> **Provided data**:
════════════════
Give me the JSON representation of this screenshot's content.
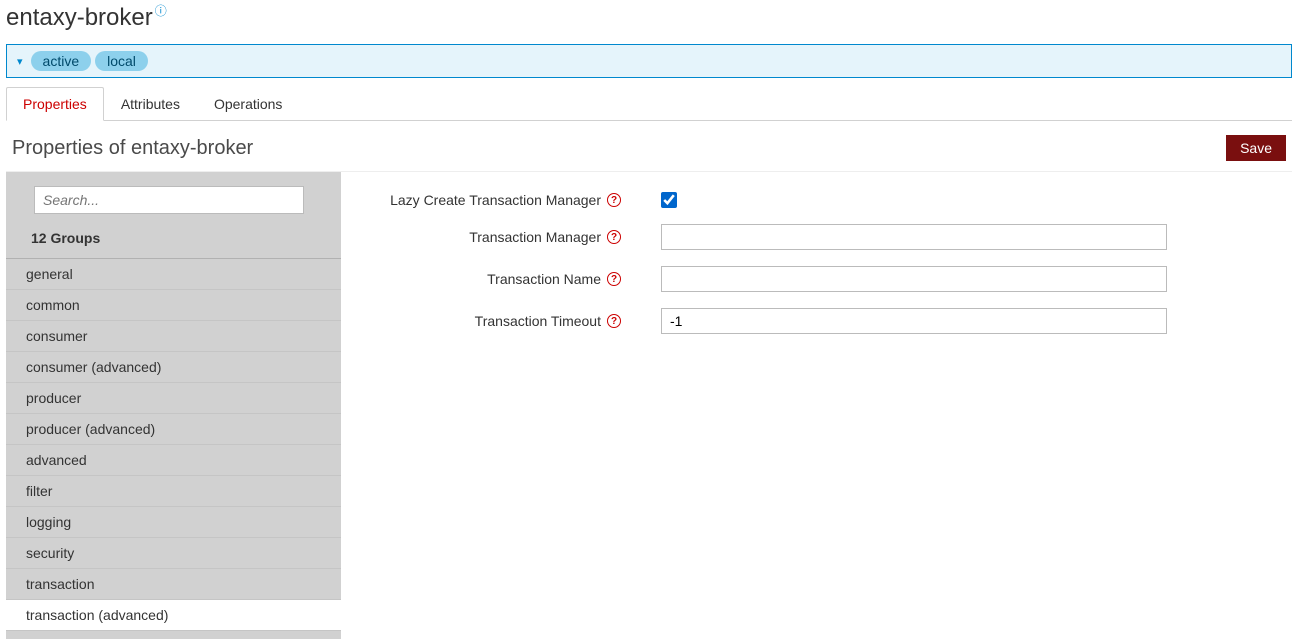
{
  "header": {
    "title": "entaxy-broker"
  },
  "tags": [
    "active",
    "local"
  ],
  "tabs": [
    {
      "label": "Properties",
      "active": true
    },
    {
      "label": "Attributes",
      "active": false
    },
    {
      "label": "Operations",
      "active": false
    }
  ],
  "content": {
    "title": "Properties of entaxy-broker",
    "save_label": "Save"
  },
  "sidebar": {
    "search_placeholder": "Search...",
    "groups_count_label": "12 Groups",
    "groups": [
      {
        "label": "general",
        "selected": false
      },
      {
        "label": "common",
        "selected": false
      },
      {
        "label": "consumer",
        "selected": false
      },
      {
        "label": "consumer (advanced)",
        "selected": false
      },
      {
        "label": "producer",
        "selected": false
      },
      {
        "label": "producer (advanced)",
        "selected": false
      },
      {
        "label": "advanced",
        "selected": false
      },
      {
        "label": "filter",
        "selected": false
      },
      {
        "label": "logging",
        "selected": false
      },
      {
        "label": "security",
        "selected": false
      },
      {
        "label": "transaction",
        "selected": false
      },
      {
        "label": "transaction (advanced)",
        "selected": true
      }
    ]
  },
  "form": {
    "fields": [
      {
        "label": "Lazy Create Transaction Manager",
        "type": "checkbox",
        "value": true,
        "name": "lazy-create-transaction-manager"
      },
      {
        "label": "Transaction Manager",
        "type": "text",
        "value": "",
        "name": "transaction-manager"
      },
      {
        "label": "Transaction Name",
        "type": "text",
        "value": "",
        "name": "transaction-name"
      },
      {
        "label": "Transaction Timeout",
        "type": "number",
        "value": "-1",
        "name": "transaction-timeout"
      }
    ]
  }
}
════════════════
> **Given exercise**: Give nothing but the count of lines in the listing above that hold the string "consumer".

> **Result below**: 2